* REQUEST
Can you copy out the data exactly? Leave the images out.

(Data tied to figure images)
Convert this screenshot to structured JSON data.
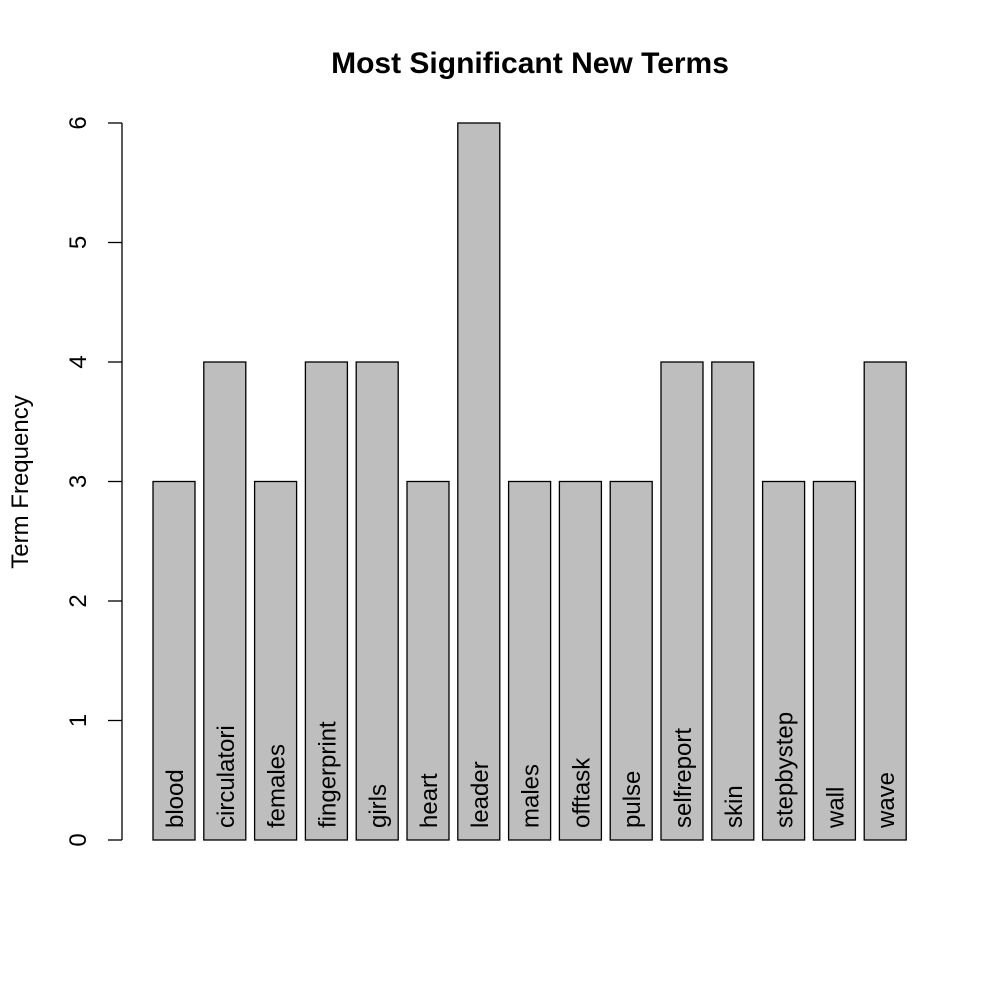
{
  "chart_data": {
    "type": "bar",
    "title": "Most Significant New Terms",
    "xlabel": "",
    "ylabel": "Term Frequency",
    "categories": [
      "blood",
      "circulatori",
      "females",
      "fingerprint",
      "girls",
      "heart",
      "leader",
      "males",
      "offtask",
      "pulse",
      "selfreport",
      "skin",
      "stepbystep",
      "wall",
      "wave"
    ],
    "values": [
      3,
      4,
      3,
      4,
      4,
      3,
      6,
      3,
      3,
      3,
      4,
      4,
      3,
      3,
      4
    ],
    "ylim": [
      0,
      6
    ],
    "yticks": [
      0,
      1,
      2,
      3,
      4,
      5,
      6
    ],
    "grid": false,
    "legend": "none",
    "bar_color": "#bebebe",
    "labels_inside_bars": true,
    "labels_rotated": "vertical"
  }
}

* OUTPUT OF THE EXERCISE
Convert this screenshot to structured JSON data.
{
  "chart_data": {
    "type": "bar",
    "title": "Most Significant New Terms",
    "xlabel": "",
    "ylabel": "Term Frequency",
    "categories": [
      "blood",
      "circulatori",
      "females",
      "fingerprint",
      "girls",
      "heart",
      "leader",
      "males",
      "offtask",
      "pulse",
      "selfreport",
      "skin",
      "stepbystep",
      "wall",
      "wave"
    ],
    "values": [
      3,
      4,
      3,
      4,
      4,
      3,
      6,
      3,
      3,
      3,
      4,
      4,
      3,
      3,
      4
    ],
    "ylim": [
      0,
      6
    ],
    "yticks": [
      0,
      1,
      2,
      3,
      4,
      5,
      6
    ],
    "grid": false,
    "legend": "none",
    "bar_color": "#bebebe",
    "labels_inside_bars": true,
    "labels_rotated": "vertical"
  }
}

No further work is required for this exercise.